Can you put the material, from its first line through the line containing "Point bbox=[128, 299, 150, 313]", both included, into a JSON list of strings with one string per line and no blank lines?

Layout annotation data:
====================
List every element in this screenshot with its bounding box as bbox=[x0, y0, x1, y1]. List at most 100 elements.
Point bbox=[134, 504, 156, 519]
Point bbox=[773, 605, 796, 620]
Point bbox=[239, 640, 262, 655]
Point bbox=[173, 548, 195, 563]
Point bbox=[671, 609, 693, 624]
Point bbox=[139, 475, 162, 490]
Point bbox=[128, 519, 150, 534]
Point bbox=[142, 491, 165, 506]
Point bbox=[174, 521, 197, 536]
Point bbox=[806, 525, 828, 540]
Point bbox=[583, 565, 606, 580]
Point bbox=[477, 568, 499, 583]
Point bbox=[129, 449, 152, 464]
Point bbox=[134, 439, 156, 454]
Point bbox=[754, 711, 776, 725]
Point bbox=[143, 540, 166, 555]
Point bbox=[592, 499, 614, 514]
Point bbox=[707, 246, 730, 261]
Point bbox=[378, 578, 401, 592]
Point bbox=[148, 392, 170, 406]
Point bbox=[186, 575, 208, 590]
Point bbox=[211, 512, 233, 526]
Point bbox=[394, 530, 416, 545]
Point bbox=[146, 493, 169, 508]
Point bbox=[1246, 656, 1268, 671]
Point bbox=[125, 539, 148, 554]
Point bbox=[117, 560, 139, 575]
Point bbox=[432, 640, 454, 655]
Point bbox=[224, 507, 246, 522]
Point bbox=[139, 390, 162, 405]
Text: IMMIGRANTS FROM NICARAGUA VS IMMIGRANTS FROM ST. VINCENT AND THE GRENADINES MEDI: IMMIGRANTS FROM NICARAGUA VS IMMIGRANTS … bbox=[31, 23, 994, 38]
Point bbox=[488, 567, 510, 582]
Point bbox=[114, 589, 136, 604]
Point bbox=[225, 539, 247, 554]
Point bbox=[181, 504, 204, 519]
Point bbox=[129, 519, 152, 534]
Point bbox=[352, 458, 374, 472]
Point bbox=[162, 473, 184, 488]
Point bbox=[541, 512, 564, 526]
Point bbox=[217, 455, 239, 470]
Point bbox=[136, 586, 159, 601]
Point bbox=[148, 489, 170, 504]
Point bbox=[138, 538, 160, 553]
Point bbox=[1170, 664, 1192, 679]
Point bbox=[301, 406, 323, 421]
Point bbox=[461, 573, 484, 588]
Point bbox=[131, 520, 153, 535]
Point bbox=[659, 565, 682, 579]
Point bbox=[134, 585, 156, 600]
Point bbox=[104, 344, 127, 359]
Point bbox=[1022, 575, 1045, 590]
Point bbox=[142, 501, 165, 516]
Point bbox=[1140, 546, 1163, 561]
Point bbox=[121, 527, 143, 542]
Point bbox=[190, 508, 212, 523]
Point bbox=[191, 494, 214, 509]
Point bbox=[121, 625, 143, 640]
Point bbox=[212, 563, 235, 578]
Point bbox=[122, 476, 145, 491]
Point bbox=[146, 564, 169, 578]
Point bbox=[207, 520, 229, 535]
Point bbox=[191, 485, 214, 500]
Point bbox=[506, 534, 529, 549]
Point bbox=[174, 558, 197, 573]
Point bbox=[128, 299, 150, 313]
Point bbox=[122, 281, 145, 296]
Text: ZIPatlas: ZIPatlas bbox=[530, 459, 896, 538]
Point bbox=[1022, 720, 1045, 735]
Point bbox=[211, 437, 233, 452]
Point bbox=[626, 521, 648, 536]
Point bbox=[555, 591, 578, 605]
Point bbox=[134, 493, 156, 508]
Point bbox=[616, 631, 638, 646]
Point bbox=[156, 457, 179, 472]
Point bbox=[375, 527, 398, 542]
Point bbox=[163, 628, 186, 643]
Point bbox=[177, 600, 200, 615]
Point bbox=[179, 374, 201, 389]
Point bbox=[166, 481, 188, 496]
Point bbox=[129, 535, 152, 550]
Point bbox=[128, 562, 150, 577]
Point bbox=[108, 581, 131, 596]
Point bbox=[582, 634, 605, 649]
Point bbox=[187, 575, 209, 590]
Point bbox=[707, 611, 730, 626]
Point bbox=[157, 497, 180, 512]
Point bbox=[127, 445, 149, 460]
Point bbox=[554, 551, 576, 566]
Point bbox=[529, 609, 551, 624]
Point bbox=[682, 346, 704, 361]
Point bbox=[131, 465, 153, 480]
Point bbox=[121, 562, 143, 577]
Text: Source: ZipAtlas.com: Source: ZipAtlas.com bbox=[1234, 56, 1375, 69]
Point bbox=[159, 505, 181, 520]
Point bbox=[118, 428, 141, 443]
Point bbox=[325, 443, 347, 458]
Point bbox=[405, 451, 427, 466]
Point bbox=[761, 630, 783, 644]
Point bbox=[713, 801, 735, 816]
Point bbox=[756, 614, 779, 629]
====================
Exercise answer
[
  "List every element in this screenshot with its bounding box as bbox=[x0, y0, x1, y1]. List at most 100 elements.",
  "Point bbox=[134, 504, 156, 519]",
  "Point bbox=[773, 605, 796, 620]",
  "Point bbox=[239, 640, 262, 655]",
  "Point bbox=[173, 548, 195, 563]",
  "Point bbox=[671, 609, 693, 624]",
  "Point bbox=[139, 475, 162, 490]",
  "Point bbox=[128, 519, 150, 534]",
  "Point bbox=[142, 491, 165, 506]",
  "Point bbox=[174, 521, 197, 536]",
  "Point bbox=[806, 525, 828, 540]",
  "Point bbox=[583, 565, 606, 580]",
  "Point bbox=[477, 568, 499, 583]",
  "Point bbox=[129, 449, 152, 464]",
  "Point bbox=[134, 439, 156, 454]",
  "Point bbox=[754, 711, 776, 725]",
  "Point bbox=[143, 540, 166, 555]",
  "Point bbox=[592, 499, 614, 514]",
  "Point bbox=[707, 246, 730, 261]",
  "Point bbox=[378, 578, 401, 592]",
  "Point bbox=[148, 392, 170, 406]",
  "Point bbox=[186, 575, 208, 590]",
  "Point bbox=[211, 512, 233, 526]",
  "Point bbox=[394, 530, 416, 545]",
  "Point bbox=[146, 493, 169, 508]",
  "Point bbox=[1246, 656, 1268, 671]",
  "Point bbox=[125, 539, 148, 554]",
  "Point bbox=[117, 560, 139, 575]",
  "Point bbox=[432, 640, 454, 655]",
  "Point bbox=[224, 507, 246, 522]",
  "Point bbox=[139, 390, 162, 405]",
  "Text: IMMIGRANTS FROM NICARAGUA VS IMMIGRANTS FROM ST. VINCENT AND THE GRENADINES MEDI: IMMIGRANTS FROM NICARAGUA VS IMMIGRANTS … bbox=[31, 23, 994, 38]",
  "Point bbox=[488, 567, 510, 582]",
  "Point bbox=[114, 589, 136, 604]",
  "Point bbox=[225, 539, 247, 554]",
  "Point bbox=[181, 504, 204, 519]",
  "Point bbox=[129, 519, 152, 534]",
  "Point bbox=[352, 458, 374, 472]",
  "Point bbox=[162, 473, 184, 488]",
  "Point bbox=[541, 512, 564, 526]",
  "Point bbox=[217, 455, 239, 470]",
  "Point bbox=[136, 586, 159, 601]",
  "Point bbox=[148, 489, 170, 504]",
  "Point bbox=[138, 538, 160, 553]",
  "Point bbox=[1170, 664, 1192, 679]",
  "Point bbox=[301, 406, 323, 421]",
  "Point bbox=[461, 573, 484, 588]",
  "Point bbox=[131, 520, 153, 535]",
  "Point bbox=[659, 565, 682, 579]",
  "Point bbox=[134, 585, 156, 600]",
  "Point bbox=[104, 344, 127, 359]",
  "Point bbox=[1022, 575, 1045, 590]",
  "Point bbox=[142, 501, 165, 516]",
  "Point bbox=[1140, 546, 1163, 561]",
  "Point bbox=[121, 527, 143, 542]",
  "Point bbox=[190, 508, 212, 523]",
  "Point bbox=[191, 494, 214, 509]",
  "Point bbox=[121, 625, 143, 640]",
  "Point bbox=[212, 563, 235, 578]",
  "Point bbox=[122, 476, 145, 491]",
  "Point bbox=[146, 564, 169, 578]",
  "Point bbox=[207, 520, 229, 535]",
  "Point bbox=[191, 485, 214, 500]",
  "Point bbox=[506, 534, 529, 549]",
  "Point bbox=[174, 558, 197, 573]",
  "Point bbox=[128, 299, 150, 313]"
]